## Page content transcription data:
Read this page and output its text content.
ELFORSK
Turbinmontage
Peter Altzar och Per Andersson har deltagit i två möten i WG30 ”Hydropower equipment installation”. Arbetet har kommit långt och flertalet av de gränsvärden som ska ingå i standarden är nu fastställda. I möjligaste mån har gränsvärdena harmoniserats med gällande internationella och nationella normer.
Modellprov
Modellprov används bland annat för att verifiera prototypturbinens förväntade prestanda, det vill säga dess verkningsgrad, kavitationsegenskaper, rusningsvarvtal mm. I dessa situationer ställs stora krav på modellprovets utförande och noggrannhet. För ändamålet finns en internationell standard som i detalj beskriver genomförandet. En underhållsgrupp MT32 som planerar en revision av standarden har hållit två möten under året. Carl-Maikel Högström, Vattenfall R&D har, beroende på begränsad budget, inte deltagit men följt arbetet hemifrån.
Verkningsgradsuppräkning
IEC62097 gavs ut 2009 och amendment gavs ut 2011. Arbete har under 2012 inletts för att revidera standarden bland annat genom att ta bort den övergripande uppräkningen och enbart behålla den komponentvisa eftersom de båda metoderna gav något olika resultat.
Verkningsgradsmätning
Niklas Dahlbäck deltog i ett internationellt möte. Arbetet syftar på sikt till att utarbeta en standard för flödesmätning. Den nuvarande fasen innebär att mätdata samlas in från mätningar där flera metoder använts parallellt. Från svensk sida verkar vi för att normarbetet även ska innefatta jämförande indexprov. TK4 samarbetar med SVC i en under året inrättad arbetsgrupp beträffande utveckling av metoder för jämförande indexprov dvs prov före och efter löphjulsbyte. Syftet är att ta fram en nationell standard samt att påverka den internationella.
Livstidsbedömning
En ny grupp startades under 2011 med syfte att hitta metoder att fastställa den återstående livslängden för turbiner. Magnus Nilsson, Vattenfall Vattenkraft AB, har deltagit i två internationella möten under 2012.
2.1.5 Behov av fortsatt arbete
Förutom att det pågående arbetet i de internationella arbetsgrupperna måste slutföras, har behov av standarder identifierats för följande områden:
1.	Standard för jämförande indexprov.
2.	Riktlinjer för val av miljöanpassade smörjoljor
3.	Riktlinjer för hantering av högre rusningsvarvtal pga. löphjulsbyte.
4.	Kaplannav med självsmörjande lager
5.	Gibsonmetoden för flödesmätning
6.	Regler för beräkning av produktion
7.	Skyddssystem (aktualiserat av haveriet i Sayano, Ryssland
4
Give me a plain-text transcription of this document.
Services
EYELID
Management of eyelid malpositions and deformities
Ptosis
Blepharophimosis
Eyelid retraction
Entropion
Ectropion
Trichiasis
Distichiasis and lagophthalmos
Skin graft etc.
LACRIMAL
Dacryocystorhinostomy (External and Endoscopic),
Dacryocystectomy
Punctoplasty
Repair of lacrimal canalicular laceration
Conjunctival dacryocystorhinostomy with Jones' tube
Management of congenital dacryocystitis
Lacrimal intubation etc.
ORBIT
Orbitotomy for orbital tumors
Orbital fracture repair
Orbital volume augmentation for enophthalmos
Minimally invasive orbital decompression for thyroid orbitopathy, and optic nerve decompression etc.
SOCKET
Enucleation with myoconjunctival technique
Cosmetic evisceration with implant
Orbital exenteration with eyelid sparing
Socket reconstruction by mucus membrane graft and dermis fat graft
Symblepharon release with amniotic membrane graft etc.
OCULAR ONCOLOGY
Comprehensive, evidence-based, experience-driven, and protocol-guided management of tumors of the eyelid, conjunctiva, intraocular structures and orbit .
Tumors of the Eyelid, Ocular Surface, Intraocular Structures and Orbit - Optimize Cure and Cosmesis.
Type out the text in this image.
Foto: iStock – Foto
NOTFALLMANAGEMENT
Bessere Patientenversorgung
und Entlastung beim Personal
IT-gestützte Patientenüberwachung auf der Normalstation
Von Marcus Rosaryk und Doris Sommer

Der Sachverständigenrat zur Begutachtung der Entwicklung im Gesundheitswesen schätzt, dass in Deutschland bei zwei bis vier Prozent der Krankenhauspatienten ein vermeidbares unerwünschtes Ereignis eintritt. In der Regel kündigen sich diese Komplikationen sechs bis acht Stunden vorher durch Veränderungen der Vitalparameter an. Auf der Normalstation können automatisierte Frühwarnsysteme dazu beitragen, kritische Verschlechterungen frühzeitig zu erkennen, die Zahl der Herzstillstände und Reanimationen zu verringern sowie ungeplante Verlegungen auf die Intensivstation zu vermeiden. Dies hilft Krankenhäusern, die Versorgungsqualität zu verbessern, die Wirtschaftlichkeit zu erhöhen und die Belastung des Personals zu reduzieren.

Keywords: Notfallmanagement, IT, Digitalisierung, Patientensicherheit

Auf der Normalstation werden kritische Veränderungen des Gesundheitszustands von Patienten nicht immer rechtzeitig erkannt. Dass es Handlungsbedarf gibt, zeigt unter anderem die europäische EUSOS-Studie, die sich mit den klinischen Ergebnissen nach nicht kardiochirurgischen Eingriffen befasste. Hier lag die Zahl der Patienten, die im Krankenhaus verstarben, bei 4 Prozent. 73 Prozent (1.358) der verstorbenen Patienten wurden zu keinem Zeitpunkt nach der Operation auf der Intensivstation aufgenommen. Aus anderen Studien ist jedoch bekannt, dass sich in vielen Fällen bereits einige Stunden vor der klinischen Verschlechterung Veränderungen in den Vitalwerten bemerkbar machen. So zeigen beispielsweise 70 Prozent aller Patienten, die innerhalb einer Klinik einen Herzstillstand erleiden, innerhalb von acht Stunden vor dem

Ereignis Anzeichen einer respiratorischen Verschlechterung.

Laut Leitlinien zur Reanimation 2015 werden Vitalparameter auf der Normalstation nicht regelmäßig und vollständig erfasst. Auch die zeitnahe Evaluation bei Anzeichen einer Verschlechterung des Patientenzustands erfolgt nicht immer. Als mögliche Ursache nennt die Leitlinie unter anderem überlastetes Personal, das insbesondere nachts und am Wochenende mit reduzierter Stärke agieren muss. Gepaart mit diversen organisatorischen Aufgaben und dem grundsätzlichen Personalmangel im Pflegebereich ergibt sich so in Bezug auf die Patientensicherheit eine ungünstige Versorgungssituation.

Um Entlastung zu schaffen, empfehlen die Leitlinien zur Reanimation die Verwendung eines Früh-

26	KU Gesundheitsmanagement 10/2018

## Requirement:
Go through the data above and return every line exactly.

## Solution below:
Read this page and output its text content.
ELFORSK
Turbinmontage
Peter Altzar och Per Andersson har deltagit i två möten i WG30 ”Hydropower equipment installation”. Arbetet har kommit långt och flertalet av de gränsvärden som ska ingå i standarden är nu fastställda. I möjligaste mån har gränsvärdena harmoniserats med gällande internationella och nationella normer.
Modellprov
Modellprov används bland annat för att verifiera prototypturbinens förväntade prestanda, det vill säga dess verkningsgrad, kavitationsegenskaper, rusningsvarvtal mm. I dessa situationer ställs stora krav på modellprovets utförande och noggrannhet. För ändamålet finns en internationell standard som i detalj beskriver genomförandet. En underhållsgrupp MT32 som planerar en revision av standarden har hållit två möten under året. Carl-Maikel Högström, Vattenfall R&D har, beroende på begränsad budget, inte deltagit men följt arbetet hemifrån.
Verkningsgradsuppräkning
IEC62097 gavs ut 2009 och amendment gavs ut 2011. Arbete har under 2012 inletts för att revidera standarden bland annat genom att ta bort den övergripande uppräkningen och enbart behålla den komponentvisa eftersom de båda metoderna gav något olika resultat.
Verkningsgradsmätning
Niklas Dahlbäck deltog i ett internationellt möte. Arbetet syftar på sikt till att utarbeta en standard för flödesmätning. Den nuvarande fasen innebär att mätdata samlas in från mätningar där flera metoder använts parallellt. Från svensk sida verkar vi för att normarbetet även ska innefatta jämförande indexprov. TK4 samarbetar med SVC i en under året inrättad arbetsgrupp beträffande utveckling av metoder för jämförande indexprov dvs prov före och efter löphjulsbyte. Syftet är att ta fram en nationell standard samt att påverka den internationella.
Livstidsbedömning
En ny grupp startades under 2011 med syfte att hitta metoder att fastställa den återstående livslängden för turbiner. Magnus Nilsson, Vattenfall Vattenkraft AB, har deltagit i två internationella möten under 2012.
2.1.5 Behov av fortsatt arbete
Förutom att det pågående arbetet i de internationella arbetsgrupperna måste slutföras, har behov av standarder identifierats för följande områden:
1.	Standard för jämförande indexprov.
2.	Riktlinjer för val av miljöanpassade smörjoljor
3.	Riktlinjer för hantering av högre rusningsvarvtal pga. löphjulsbyte.
4.	Kaplannav med självsmörjande lager
5.	Gibsonmetoden för flödesmätning
6.	Regler för beräkning av produktion
7.	Skyddssystem (aktualiserat av haveriet i Sayano, Ryssland
4
Give me a plain-text transcription of this document.
Services
EYELID
Management of eyelid malpositions and deformities
Ptosis
Blepharophimosis
Eyelid retraction
Entropion
Ectropion
Trichiasis
Distichiasis and lagophthalmos
Skin graft etc.
LACRIMAL
Dacryocystorhinostomy (External and Endoscopic),
Dacryocystectomy
Punctoplasty
Repair of lacrimal canalicular laceration
Conjunctival dacryocystorhinostomy with Jones' tube
Management of congenital dacryocystitis
Lacrimal intubation etc.
ORBIT
Orbitotomy for orbital tumors
Orbital fracture repair
Orbital volume augmentation for enophthalmos
Minimally invasive orbital decompression for thyroid orbitopathy, and optic nerve decompression etc.
SOCKET
Enucleation with myoconjunctival technique
Cosmetic evisceration with implant
Orbital exenteration with eyelid sparing
Socket reconstruction by mucus membrane graft and dermis fat graft
Symblepharon release with amniotic membrane graft etc.
OCULAR ONCOLOGY
Comprehensive, evidence-based, experience-driven, and protocol-guided management of tumors of the eyelid, conjunctiva, intraocular structures and orbit .
Tumors of the Eyelid, Ocular Surface, Intraocular Structures and Orbit - Optimize Cure and Cosmesis.
Type out the text in this image.
Foto: iStock – Foto
NOTFALLMANAGEMENT
Bessere Patientenversorgung
und Entlastung beim Personal
IT-gestützte Patientenüberwachung auf der Normalstation
Von Marcus Rosaryk und Doris Sommer

Der Sachverständigenrat zur Begutachtung der Entwicklung im Gesundheitswesen schätzt, dass in Deutschland bei zwei bis vier Prozent der Krankenhauspatienten ein vermeidbares unerwünschtes Ereignis eintritt. In der Regel kündigen sich diese Komplikationen sechs bis acht Stunden vorher durch Veränderungen der Vitalparameter an. Auf der Normalstation können automatisierte Frühwarnsysteme dazu beitragen, kritische Verschlechterungen frühzeitig zu erkennen, die Zahl der Herzstillstände und Reanimationen zu verringern sowie ungeplante Verlegungen auf die Intensivstation zu vermeiden. Dies hilft Krankenhäusern, die Versorgungsqualität zu verbessern, die Wirtschaftlichkeit zu erhöhen und die Belastung des Personals zu reduzieren.

Keywords: Notfallmanagement, IT, Digitalisierung, Patientensicherheit

Auf der Normalstation werden kritische Veränderungen des Gesundheitszustands von Patienten nicht immer rechtzeitig erkannt. Dass es Handlungsbedarf gibt, zeigt unter anderem die europäische EUSOS-Studie, die sich mit den klinischen Ergebnissen nach nicht kardiochirurgischen Eingriffen befasste. Hier lag die Zahl der Patienten, die im Krankenhaus verstarben, bei 4 Prozent. 73 Prozent (1.358) der verstorbenen Patienten wurden zu keinem Zeitpunkt nach der Operation auf der Intensivstation aufgenommen. Aus anderen Studien ist jedoch bekannt, dass sich in vielen Fällen bereits einige Stunden vor der klinischen Verschlechterung Veränderungen in den Vitalwerten bemerkbar machen. So zeigen beispielsweise 70 Prozent aller Patienten, die innerhalb einer Klinik einen Herzstillstand erleiden, innerhalb von acht Stunden vor dem

Ereignis Anzeichen einer respiratorischen Verschlechterung.

Laut Leitlinien zur Reanimation 2015 werden Vitalparameter auf der Normalstation nicht regelmäßig und vollständig erfasst. Auch die zeitnahe Evaluation bei Anzeichen einer Verschlechterung des Patientenzustands erfolgt nicht immer. Als mögliche Ursache nennt die Leitlinie unter anderem überlastetes Personal, das insbesondere nachts und am Wochenende mit reduzierter Stärke agieren muss. Gepaart mit diversen organisatorischen Aufgaben und dem grundsätzlichen Personalmangel im Pflegebereich ergibt sich so in Bezug auf die Patientensicherheit eine ungünstige Versorgungssituation.

Um Entlastung zu schaffen, empfehlen die Leitlinien zur Reanimation die Verwendung eines Früh-

26	KU Gesundheitsmanagement 10/2018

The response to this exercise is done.